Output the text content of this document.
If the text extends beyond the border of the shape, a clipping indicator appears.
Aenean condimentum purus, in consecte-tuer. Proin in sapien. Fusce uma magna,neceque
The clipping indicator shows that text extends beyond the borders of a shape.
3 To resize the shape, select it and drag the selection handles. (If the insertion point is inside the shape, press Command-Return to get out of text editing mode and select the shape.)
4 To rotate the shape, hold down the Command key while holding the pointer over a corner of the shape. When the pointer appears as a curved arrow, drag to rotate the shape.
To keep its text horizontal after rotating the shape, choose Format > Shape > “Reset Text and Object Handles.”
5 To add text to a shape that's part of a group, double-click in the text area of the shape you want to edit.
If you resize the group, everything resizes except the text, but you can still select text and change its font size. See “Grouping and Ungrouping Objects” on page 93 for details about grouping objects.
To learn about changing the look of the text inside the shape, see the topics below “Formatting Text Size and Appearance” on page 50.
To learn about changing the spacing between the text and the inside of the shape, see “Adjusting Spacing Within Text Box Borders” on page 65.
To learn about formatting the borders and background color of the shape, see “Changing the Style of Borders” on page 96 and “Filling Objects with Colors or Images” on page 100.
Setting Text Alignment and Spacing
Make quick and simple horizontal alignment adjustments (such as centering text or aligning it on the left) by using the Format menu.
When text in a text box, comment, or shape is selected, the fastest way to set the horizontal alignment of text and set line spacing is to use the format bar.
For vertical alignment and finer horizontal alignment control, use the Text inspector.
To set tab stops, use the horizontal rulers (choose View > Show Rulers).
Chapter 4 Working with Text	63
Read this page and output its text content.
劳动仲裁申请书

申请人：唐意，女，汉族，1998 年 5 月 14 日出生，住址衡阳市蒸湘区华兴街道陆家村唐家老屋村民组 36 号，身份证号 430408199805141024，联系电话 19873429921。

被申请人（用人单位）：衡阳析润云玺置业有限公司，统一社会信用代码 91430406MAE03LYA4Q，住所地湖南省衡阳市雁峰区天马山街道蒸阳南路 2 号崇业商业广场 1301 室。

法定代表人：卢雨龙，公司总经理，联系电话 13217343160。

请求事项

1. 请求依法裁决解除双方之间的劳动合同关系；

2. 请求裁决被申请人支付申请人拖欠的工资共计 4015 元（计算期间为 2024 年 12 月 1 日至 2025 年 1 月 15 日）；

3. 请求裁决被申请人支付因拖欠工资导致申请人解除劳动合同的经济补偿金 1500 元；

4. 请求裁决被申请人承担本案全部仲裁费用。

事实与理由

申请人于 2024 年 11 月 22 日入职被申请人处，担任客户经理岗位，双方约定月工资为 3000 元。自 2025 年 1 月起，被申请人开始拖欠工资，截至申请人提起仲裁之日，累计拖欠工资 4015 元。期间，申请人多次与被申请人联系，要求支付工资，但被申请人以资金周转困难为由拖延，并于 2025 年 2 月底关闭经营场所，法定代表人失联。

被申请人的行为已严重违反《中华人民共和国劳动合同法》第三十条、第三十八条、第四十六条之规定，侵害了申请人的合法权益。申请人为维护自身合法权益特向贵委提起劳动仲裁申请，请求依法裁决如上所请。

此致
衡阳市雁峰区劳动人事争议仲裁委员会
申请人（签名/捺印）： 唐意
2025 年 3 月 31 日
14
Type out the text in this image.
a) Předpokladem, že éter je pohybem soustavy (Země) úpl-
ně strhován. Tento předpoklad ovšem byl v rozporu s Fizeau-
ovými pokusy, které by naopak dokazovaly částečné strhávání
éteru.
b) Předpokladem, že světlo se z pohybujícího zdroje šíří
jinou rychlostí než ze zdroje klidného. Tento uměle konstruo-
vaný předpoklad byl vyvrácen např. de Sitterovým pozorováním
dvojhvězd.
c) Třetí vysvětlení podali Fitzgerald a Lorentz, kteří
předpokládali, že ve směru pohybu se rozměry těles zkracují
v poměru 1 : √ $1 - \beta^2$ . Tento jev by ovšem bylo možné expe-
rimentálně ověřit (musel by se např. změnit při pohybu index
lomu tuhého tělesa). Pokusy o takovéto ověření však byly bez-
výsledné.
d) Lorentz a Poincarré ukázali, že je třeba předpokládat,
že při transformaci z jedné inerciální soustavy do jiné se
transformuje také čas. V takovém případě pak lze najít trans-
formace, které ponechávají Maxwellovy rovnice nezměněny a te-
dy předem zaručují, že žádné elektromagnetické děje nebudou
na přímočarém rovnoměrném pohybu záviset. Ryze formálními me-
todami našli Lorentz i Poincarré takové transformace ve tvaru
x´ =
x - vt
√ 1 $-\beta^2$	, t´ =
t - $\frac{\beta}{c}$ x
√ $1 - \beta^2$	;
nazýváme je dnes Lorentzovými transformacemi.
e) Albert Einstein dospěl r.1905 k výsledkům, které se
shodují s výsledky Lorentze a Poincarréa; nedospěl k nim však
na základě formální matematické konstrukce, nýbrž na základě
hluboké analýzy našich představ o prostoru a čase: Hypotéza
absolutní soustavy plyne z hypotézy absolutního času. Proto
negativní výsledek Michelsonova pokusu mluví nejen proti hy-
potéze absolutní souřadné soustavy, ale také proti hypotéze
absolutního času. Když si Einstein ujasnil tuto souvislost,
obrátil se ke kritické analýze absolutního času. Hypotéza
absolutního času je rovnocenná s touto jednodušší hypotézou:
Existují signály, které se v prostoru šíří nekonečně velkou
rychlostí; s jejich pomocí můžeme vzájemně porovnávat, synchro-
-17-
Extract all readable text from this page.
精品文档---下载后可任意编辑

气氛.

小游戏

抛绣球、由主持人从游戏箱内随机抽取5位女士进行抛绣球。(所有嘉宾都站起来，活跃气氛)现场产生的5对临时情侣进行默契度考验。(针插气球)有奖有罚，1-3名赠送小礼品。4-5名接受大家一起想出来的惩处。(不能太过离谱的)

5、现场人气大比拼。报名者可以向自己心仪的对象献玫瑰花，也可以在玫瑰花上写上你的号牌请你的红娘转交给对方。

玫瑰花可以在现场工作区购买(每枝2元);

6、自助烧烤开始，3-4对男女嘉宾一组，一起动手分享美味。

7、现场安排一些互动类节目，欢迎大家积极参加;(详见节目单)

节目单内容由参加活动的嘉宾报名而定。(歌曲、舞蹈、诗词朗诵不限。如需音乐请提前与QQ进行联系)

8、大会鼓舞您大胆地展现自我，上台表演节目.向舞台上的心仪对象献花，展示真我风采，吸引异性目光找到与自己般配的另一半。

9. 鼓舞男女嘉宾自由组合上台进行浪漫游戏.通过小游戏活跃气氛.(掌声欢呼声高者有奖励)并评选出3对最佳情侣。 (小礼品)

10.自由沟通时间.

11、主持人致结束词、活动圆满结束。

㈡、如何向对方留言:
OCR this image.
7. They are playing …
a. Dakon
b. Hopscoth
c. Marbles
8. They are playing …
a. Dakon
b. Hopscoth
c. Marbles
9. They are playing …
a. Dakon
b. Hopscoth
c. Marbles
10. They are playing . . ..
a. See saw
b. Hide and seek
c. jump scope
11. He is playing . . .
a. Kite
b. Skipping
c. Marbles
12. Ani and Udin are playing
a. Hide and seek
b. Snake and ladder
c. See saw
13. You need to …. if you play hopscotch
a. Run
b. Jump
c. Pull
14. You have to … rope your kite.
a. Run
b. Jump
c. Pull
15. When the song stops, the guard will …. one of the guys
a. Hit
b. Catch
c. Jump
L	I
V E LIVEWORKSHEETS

+++++

Write out all the records above again, exactly as they stand.

_RESPONSE FOR THIS EXERCISE:_
Output the text content of this document.
If the text extends beyond the border of the shape, a clipping indicator appears.
Aenean condimentum purus, in consecte-tuer. Proin in sapien. Fusce uma magna,neceque
The clipping indicator shows that text extends beyond the borders of a shape.
3 To resize the shape, select it and drag the selection handles. (If the insertion point is inside the shape, press Command-Return to get out of text editing mode and select the shape.)
4 To rotate the shape, hold down the Command key while holding the pointer over a corner of the shape. When the pointer appears as a curved arrow, drag to rotate the shape.
To keep its text horizontal after rotating the shape, choose Format > Shape > “Reset Text and Object Handles.”
5 To add text to a shape that's part of a group, double-click in the text area of the shape you want to edit.
If you resize the group, everything resizes except the text, but you can still select text and change its font size. See “Grouping and Ungrouping Objects” on page 93 for details about grouping objects.
To learn about changing the look of the text inside the shape, see the topics below “Formatting Text Size and Appearance” on page 50.
To learn about changing the spacing between the text and the inside of the shape, see “Adjusting Spacing Within Text Box Borders” on page 65.
To learn about formatting the borders and background color of the shape, see “Changing the Style of Borders” on page 96 and “Filling Objects with Colors or Images” on page 100.
Setting Text Alignment and Spacing
Make quick and simple horizontal alignment adjustments (such as centering text or aligning it on the left) by using the Format menu.
When text in a text box, comment, or shape is selected, the fastest way to set the horizontal alignment of text and set line spacing is to use the format bar.
For vertical alignment and finer horizontal alignment control, use the Text inspector.
To set tab stops, use the horizontal rulers (choose View > Show Rulers).
Chapter 4 Working with Text	63
Read this page and output its text content.
劳动仲裁申请书

申请人：唐意，女，汉族，1998 年 5 月 14 日出生，住址衡阳市蒸湘区华兴街道陆家村唐家老屋村民组 36 号，身份证号 430408199805141024，联系电话 19873429921。

被申请人（用人单位）：衡阳析润云玺置业有限公司，统一社会信用代码 91430406MAE03LYA4Q，住所地湖南省衡阳市雁峰区天马山街道蒸阳南路 2 号崇业商业广场 1301 室。

法定代表人：卢雨龙，公司总经理，联系电话 13217343160。

请求事项

1. 请求依法裁决解除双方之间的劳动合同关系；

2. 请求裁决被申请人支付申请人拖欠的工资共计 4015 元（计算期间为 2024 年 12 月 1 日至 2025 年 1 月 15 日）；

3. 请求裁决被申请人支付因拖欠工资导致申请人解除劳动合同的经济补偿金 1500 元；

4. 请求裁决被申请人承担本案全部仲裁费用。

事实与理由

申请人于 2024 年 11 月 22 日入职被申请人处，担任客户经理岗位，双方约定月工资为 3000 元。自 2025 年 1 月起，被申请人开始拖欠工资，截至申请人提起仲裁之日，累计拖欠工资 4015 元。期间，申请人多次与被申请人联系，要求支付工资，但被申请人以资金周转困难为由拖延，并于 2025 年 2 月底关闭经营场所，法定代表人失联。

被申请人的行为已严重违反《中华人民共和国劳动合同法》第三十条、第三十八条、第四十六条之规定，侵害了申请人的合法权益。申请人为维护自身合法权益特向贵委提起劳动仲裁申请，请求依法裁决如上所请。

此致
衡阳市雁峰区劳动人事争议仲裁委员会
申请人（签名/捺印）： 唐意
2025 年 3 月 31 日
14
Type out the text in this image.
a) Předpokladem, že éter je pohybem soustavy (Země) úpl-
ně strhován. Tento předpoklad ovšem byl v rozporu s Fizeau-
ovými pokusy, které by naopak dokazovaly částečné strhávání
éteru.
b) Předpokladem, že světlo se z pohybujícího zdroje šíří
jinou rychlostí než ze zdroje klidného. Tento uměle konstruo-
vaný předpoklad byl vyvrácen např. de Sitterovým pozorováním
dvojhvězd.
c) Třetí vysvětlení podali Fitzgerald a Lorentz, kteří
předpokládali, že ve směru pohybu se rozměry těles zkracují
v poměru 1 : √ $1 - \beta^2$ . Tento jev by ovšem bylo možné expe-
rimentálně ověřit (musel by se např. změnit při pohybu index
lomu tuhého tělesa). Pokusy o takovéto ověření však byly bez-
výsledné.
d) Lorentz a Poincarré ukázali, že je třeba předpokládat,
že při transformaci z jedné inerciální soustavy do jiné se
transformuje také čas. V takovém případě pak lze najít trans-
formace, které ponechávají Maxwellovy rovnice nezměněny a te-
dy předem zaručují, že žádné elektromagnetické děje nebudou
na přímočarém rovnoměrném pohybu záviset. Ryze formálními me-
todami našli Lorentz i Poincarré takové transformace ve tvaru
x´ =
x - vt
√ 1 $-\beta^2$	, t´ =
t - $\frac{\beta}{c}$ x
√ $1 - \beta^2$	;
nazýváme je dnes Lorentzovými transformacemi.
e) Albert Einstein dospěl r.1905 k výsledkům, které se
shodují s výsledky Lorentze a Poincarréa; nedospěl k nim však
na základě formální matematické konstrukce, nýbrž na základě
hluboké analýzy našich představ o prostoru a čase: Hypotéza
absolutní soustavy plyne z hypotézy absolutního času. Proto
negativní výsledek Michelsonova pokusu mluví nejen proti hy-
potéze absolutní souřadné soustavy, ale také proti hypotéze
absolutního času. Když si Einstein ujasnil tuto souvislost,
obrátil se ke kritické analýze absolutního času. Hypotéza
absolutního času je rovnocenná s touto jednodušší hypotézou:
Existují signály, které se v prostoru šíří nekonečně velkou
rychlostí; s jejich pomocí můžeme vzájemně porovnávat, synchro-
-17-
Extract all readable text from this page.
精品文档---下载后可任意编辑

气氛.

小游戏

抛绣球、由主持人从游戏箱内随机抽取5位女士进行抛绣球。(所有嘉宾都站起来，活跃气氛)现场产生的5对临时情侣进行默契度考验。(针插气球)有奖有罚，1-3名赠送小礼品。4-5名接受大家一起想出来的惩处。(不能太过离谱的)

5、现场人气大比拼。报名者可以向自己心仪的对象献玫瑰花，也可以在玫瑰花上写上你的号牌请你的红娘转交给对方。

玫瑰花可以在现场工作区购买(每枝2元);

6、自助烧烤开始，3-4对男女嘉宾一组，一起动手分享美味。

7、现场安排一些互动类节目，欢迎大家积极参加;(详见节目单)

节目单内容由参加活动的嘉宾报名而定。(歌曲、舞蹈、诗词朗诵不限。如需音乐请提前与QQ进行联系)

8、大会鼓舞您大胆地展现自我，上台表演节目.向舞台上的心仪对象献花，展示真我风采，吸引异性目光找到与自己般配的另一半。

9. 鼓舞男女嘉宾自由组合上台进行浪漫游戏.通过小游戏活跃气氛.(掌声欢呼声高者有奖励)并评选出3对最佳情侣。 (小礼品)

10.自由沟通时间.

11、主持人致结束词、活动圆满结束。

㈡、如何向对方留言:
OCR this image.
7. They are playing …
a. Dakon
b. Hopscoth
c. Marbles
8. They are playing …
a. Dakon
b. Hopscoth
c. Marbles
9. They are playing …
a. Dakon
b. Hopscoth
c. Marbles
10. They are playing . . ..
a. See saw
b. Hide and seek
c. jump scope
11. He is playing . . .
a. Kite
b. Skipping
c. Marbles
12. Ani and Udin are playing
a. Hide and seek
b. Snake and ladder
c. See saw
13. You need to …. if you play hopscotch
a. Run
b. Jump
c. Pull
14. You have to … rope your kite.
a. Run
b. Jump
c. Pull
15. When the song stops, the guard will …. one of the guys
a. Hit
b. Catch
c. Jump
L	I
V E LIVEWORKSHEETS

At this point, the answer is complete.